> [Objective]: Only the pictures are omitted; repeat all other data exactly.

____________

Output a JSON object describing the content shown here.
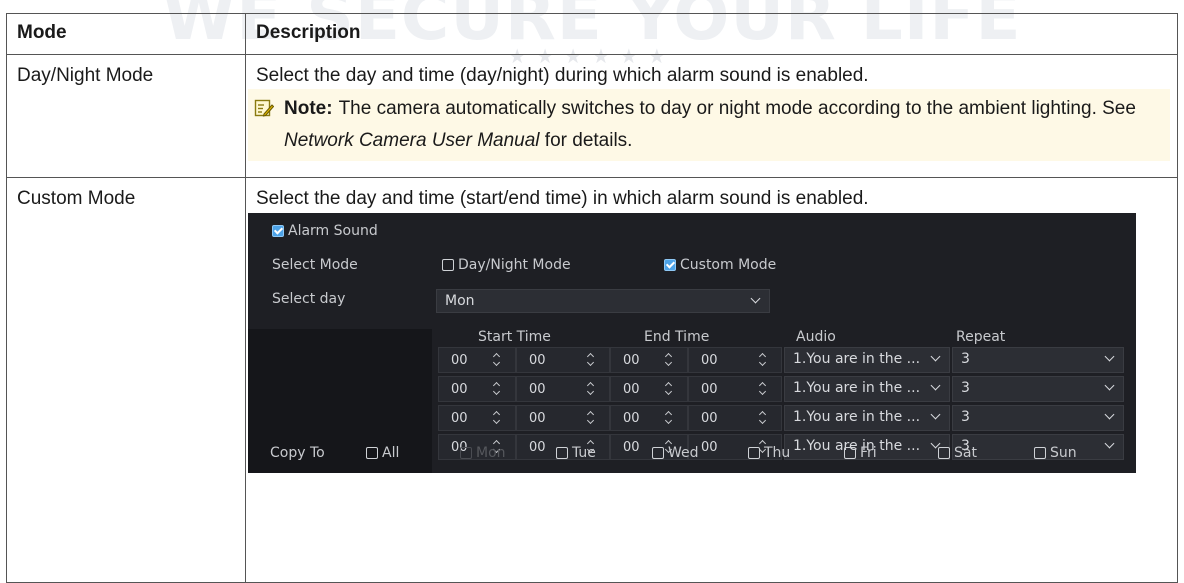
{
  "watermark": {
    "text": "WE SECURE YOUR LIFE",
    "stars": "★★★★★★"
  },
  "table": {
    "headers": {
      "mode": "Mode",
      "description": "Description"
    },
    "rows": [
      {
        "mode": "Day/Night Mode",
        "description": "Select the day and time (day/night) during which alarm sound is enabled.",
        "note": {
          "label": "Note:",
          "text_before": "The camera automatically switches to day or night mode according to the ambient lighting. See ",
          "text_italic": "Network Camera User Manual",
          "text_after": " for details."
        }
      },
      {
        "mode": "Custom Mode",
        "description": "Select the day and time (start/end time) in which alarm sound is enabled."
      }
    ]
  },
  "screenshot": {
    "alarm_sound_label": "Alarm Sound",
    "alarm_sound_checked": true,
    "select_mode_label": "Select Mode",
    "mode_options": [
      {
        "label": "Day/Night Mode",
        "checked": false
      },
      {
        "label": "Custom Mode",
        "checked": true
      }
    ],
    "select_day_label": "Select day",
    "select_day_value": "Mon",
    "columns": {
      "start_time": "Start Time",
      "end_time": "End Time",
      "audio": "Audio",
      "repeat": "Repeat"
    },
    "schedule_rows": [
      {
        "start_hh": "00",
        "start_mm": "00",
        "end_hh": "00",
        "end_mm": "00",
        "audio": "1.You are in the ...",
        "repeat": "3"
      },
      {
        "start_hh": "00",
        "start_mm": "00",
        "end_hh": "00",
        "end_mm": "00",
        "audio": "1.You are in the ...",
        "repeat": "3"
      },
      {
        "start_hh": "00",
        "start_mm": "00",
        "end_hh": "00",
        "end_mm": "00",
        "audio": "1.You are in the ...",
        "repeat": "3"
      },
      {
        "start_hh": "00",
        "start_mm": "00",
        "end_hh": "00",
        "end_mm": "00",
        "audio": "1.You are in the ...",
        "repeat": "3"
      }
    ],
    "copy_to_label": "Copy To",
    "copy_to_days": [
      {
        "label": "All",
        "disabled": false
      },
      {
        "label": "Mon",
        "disabled": true
      },
      {
        "label": "Tue",
        "disabled": false
      },
      {
        "label": "Wed",
        "disabled": false
      },
      {
        "label": "Thu",
        "disabled": false
      },
      {
        "label": "Fri",
        "disabled": false
      },
      {
        "label": "Sat",
        "disabled": false
      },
      {
        "label": "Sun",
        "disabled": false
      }
    ],
    "colors": {
      "bg": "#1e1f24",
      "checkbox_on": "#4da3e8",
      "note_bg": "#fef9e6"
    }
  }
}
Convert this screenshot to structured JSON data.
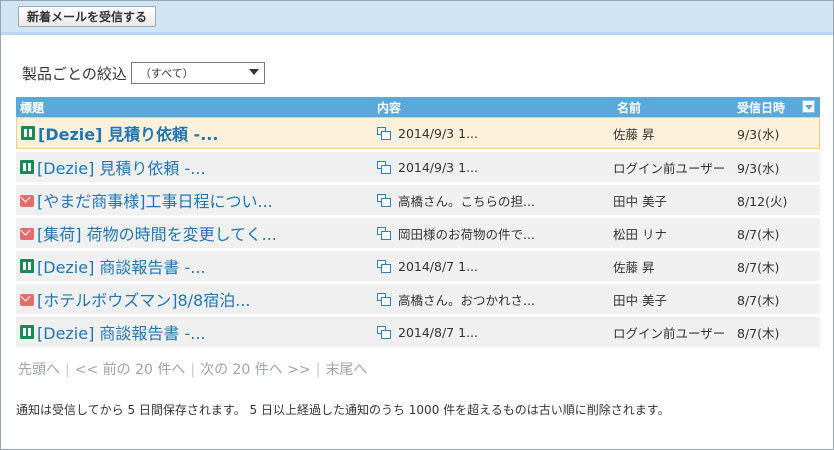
{
  "toolbar": {
    "fetch_label": "新着メールを受信する"
  },
  "filter": {
    "label": "製品ごとの絞込",
    "selected": "（すべて）"
  },
  "table": {
    "headers": {
      "subject": "標題",
      "content": "内容",
      "sender": "名前",
      "date": "受信日時"
    },
    "rows": [
      {
        "icon": "dezie-icon",
        "subject": "[Dezie] 見積り依頼 -...",
        "content": "2014/9/3 1...",
        "sender": "佐藤 昇",
        "date": "9/3(水)",
        "unread": true
      },
      {
        "icon": "dezie-icon",
        "subject": "[Dezie] 見積り依頼 -...",
        "content": "2014/9/3 1...",
        "sender": "ログイン前ユーザー",
        "date": "9/3(水)",
        "unread": false
      },
      {
        "icon": "mail-icon",
        "subject": "[やまだ商事様]工事日程につい...",
        "content": "高橋さん。こちらの担...",
        "sender": "田中 美子",
        "date": "8/12(火)",
        "unread": false
      },
      {
        "icon": "mail-icon",
        "subject": "[集荷] 荷物の時間を変更してく...",
        "content": "岡田様のお荷物の件で...",
        "sender": "松田 リナ",
        "date": "8/7(木)",
        "unread": false
      },
      {
        "icon": "dezie-icon",
        "subject": "[Dezie] 商談報告書 -...",
        "content": "2014/8/7 1...",
        "sender": "佐藤 昇",
        "date": "8/7(木)",
        "unread": false
      },
      {
        "icon": "mail-icon",
        "subject": "[ホテルボウズマン]8/8宿泊...",
        "content": "高橋さん。おつかれさ...",
        "sender": "田中 美子",
        "date": "8/7(木)",
        "unread": false
      },
      {
        "icon": "dezie-icon",
        "subject": "[Dezie] 商談報告書 -...",
        "content": "2014/8/7 1...",
        "sender": "ログイン前ユーザー",
        "date": "8/7(木)",
        "unread": false
      }
    ]
  },
  "pager": {
    "first": "先頭へ",
    "prev": "<< 前の 20 件へ",
    "next": "次の 20 件へ >>",
    "last": "末尾へ",
    "separator": "|"
  },
  "note": "通知は受信してから 5 日間保存されます。 5 日以上経過した通知のうち 1000 件を超えるものは古い順に削除されます。",
  "colors": {
    "header_bg": "#5ba9da",
    "topbar_bg": "#cfe4f5",
    "link": "#1f76b3",
    "unread_bg": "#fdf1db",
    "dezie": "#1a8a55",
    "mail": "#e46c6c"
  }
}
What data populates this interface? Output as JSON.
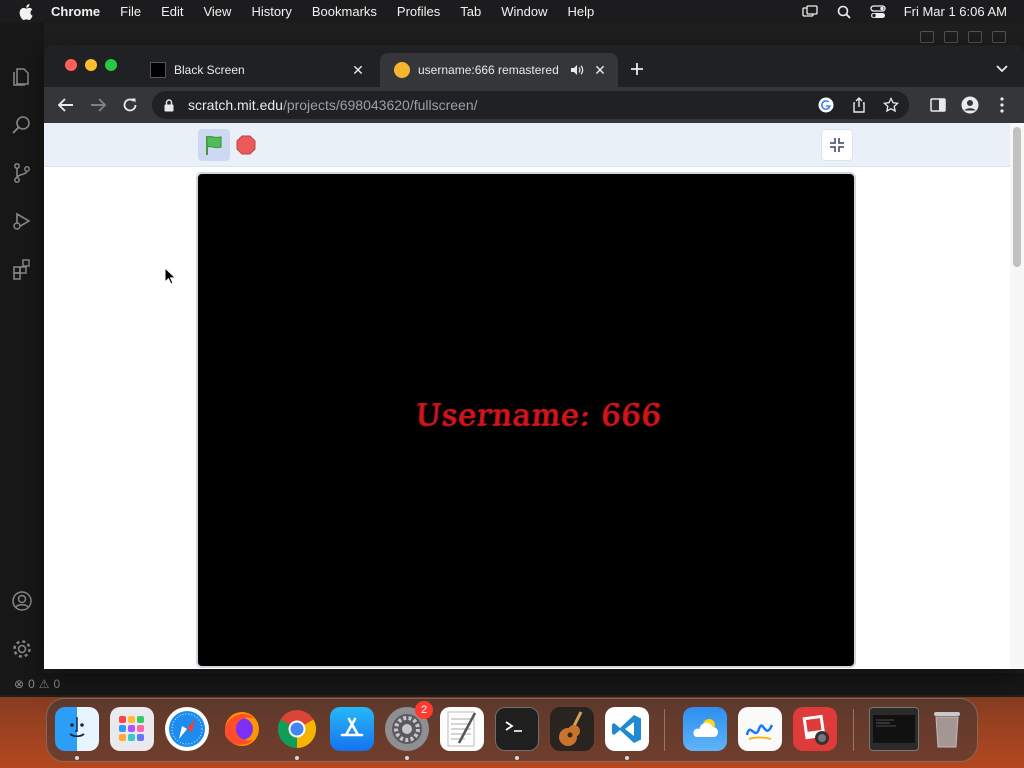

____________

> [Solution to the problem]:
Output a JSON object describing the content shown here.
{
  "watermark": {
    "text": "WE SECURE YOUR LIFE",
    "stars": "★★★★★★"
  },
  "table": {
    "headers": {
      "mode": "Mode",
      "description": "Description"
    },
    "rows": [
      {
        "mode": "Day/Night Mode",
        "description": "Select the day and time (day/night) during which alarm sound is enabled.",
        "note": {
          "label": "Note:",
          "text_before": "The camera automatically switches to day or night mode according to the ambient lighting. See ",
          "text_italic": "Network Camera User Manual",
          "text_after": " for details."
        }
      },
      {
        "mode": "Custom Mode",
        "description": "Select the day and time (start/end time) in which alarm sound is enabled."
      }
    ]
  },
  "screenshot": {
    "alarm_sound_label": "Alarm Sound",
    "alarm_sound_checked": true,
    "select_mode_label": "Select Mode",
    "mode_options": [
      {
        "label": "Day/Night Mode",
        "checked": false
      },
      {
        "label": "Custom Mode",
        "checked": true
      }
    ],
    "select_day_label": "Select day",
    "select_day_value": "Mon",
    "columns": {
      "start_time": "Start Time",
      "end_time": "End Time",
      "audio": "Audio",
      "repeat": "Repeat"
    },
    "schedule_rows": [
      {
        "start_hh": "00",
        "start_mm": "00",
        "end_hh": "00",
        "end_mm": "00",
        "audio": "1.You are in the ...",
        "repeat": "3"
      },
      {
        "start_hh": "00",
        "start_mm": "00",
        "end_hh": "00",
        "end_mm": "00",
        "audio": "1.You are in the ...",
        "repeat": "3"
      },
      {
        "start_hh": "00",
        "start_mm": "00",
        "end_hh": "00",
        "end_mm": "00",
        "audio": "1.You are in the ...",
        "repeat": "3"
      },
      {
        "start_hh": "00",
        "start_mm": "00",
        "end_hh": "00",
        "end_mm": "00",
        "audio": "1.You are in the ...",
        "repeat": "3"
      }
    ],
    "copy_to_label": "Copy To",
    "copy_to_days": [
      {
        "label": "All",
        "disabled": false
      },
      {
        "label": "Mon",
        "disabled": true
      },
      {
        "label": "Tue",
        "disabled": false
      },
      {
        "label": "Wed",
        "disabled": false
      },
      {
        "label": "Thu",
        "disabled": false
      },
      {
        "label": "Fri",
        "disabled": false
      },
      {
        "label": "Sat",
        "disabled": false
      },
      {
        "label": "Sun",
        "disabled": false
      }
    ],
    "colors": {
      "bg": "#1e1f24",
      "checkbox_on": "#4da3e8",
      "note_bg": "#fef9e6"
    }
  }
}
Convert this screenshot to structured JSON data.
{
  "toolbar": {
    "fetch_label": "新着メールを受信する"
  },
  "filter": {
    "label": "製品ごとの絞込",
    "selected": "（すべて）"
  },
  "table": {
    "headers": {
      "subject": "標題",
      "content": "内容",
      "sender": "名前",
      "date": "受信日時"
    },
    "rows": [
      {
        "icon": "dezie-icon",
        "subject": "[Dezie] 見積り依頼 -...",
        "content": "2014/9/3 1...",
        "sender": "佐藤 昇",
        "date": "9/3(水)",
        "unread": true
      },
      {
        "icon": "dezie-icon",
        "subject": "[Dezie] 見積り依頼 -...",
        "content": "2014/9/3 1...",
        "sender": "ログイン前ユーザー",
        "date": "9/3(水)",
        "unread": false
      },
      {
        "icon": "mail-icon",
        "subject": "[やまだ商事様]工事日程につい...",
        "content": "高橋さん。こちらの担...",
        "sender": "田中 美子",
        "date": "8/12(火)",
        "unread": false
      },
      {
        "icon": "mail-icon",
        "subject": "[集荷] 荷物の時間を変更してく...",
        "content": "岡田様のお荷物の件で...",
        "sender": "松田 リナ",
        "date": "8/7(木)",
        "unread": false
      },
      {
        "icon": "dezie-icon",
        "subject": "[Dezie] 商談報告書 -...",
        "content": "2014/8/7 1...",
        "sender": "佐藤 昇",
        "date": "8/7(木)",
        "unread": false
      },
      {
        "icon": "mail-icon",
        "subject": "[ホテルボウズマン]8/8宿泊...",
        "content": "高橋さん。おつかれさ...",
        "sender": "田中 美子",
        "date": "8/7(木)",
        "unread": false
      },
      {
        "icon": "dezie-icon",
        "subject": "[Dezie] 商談報告書 -...",
        "content": "2014/8/7 1...",
        "sender": "ログイン前ユーザー",
        "date": "8/7(木)",
        "unread": false
      }
    ]
  },
  "pager": {
    "first": "先頭へ",
    "prev": "<< 前の 20 件へ",
    "next": "次の 20 件へ >>",
    "last": "末尾へ",
    "separator": "|"
  },
  "note": "通知は受信してから 5 日間保存されます。 5 日以上経過した通知のうち 1000 件を超えるものは古い順に削除されます。",
  "colors": {
    "header_bg": "#5ba9da",
    "topbar_bg": "#cfe4f5",
    "link": "#1f76b3",
    "unread_bg": "#fdf1db",
    "dezie": "#1a8a55",
    "mail": "#e46c6c"
  }
}
What data populates this interface? Output as JSON.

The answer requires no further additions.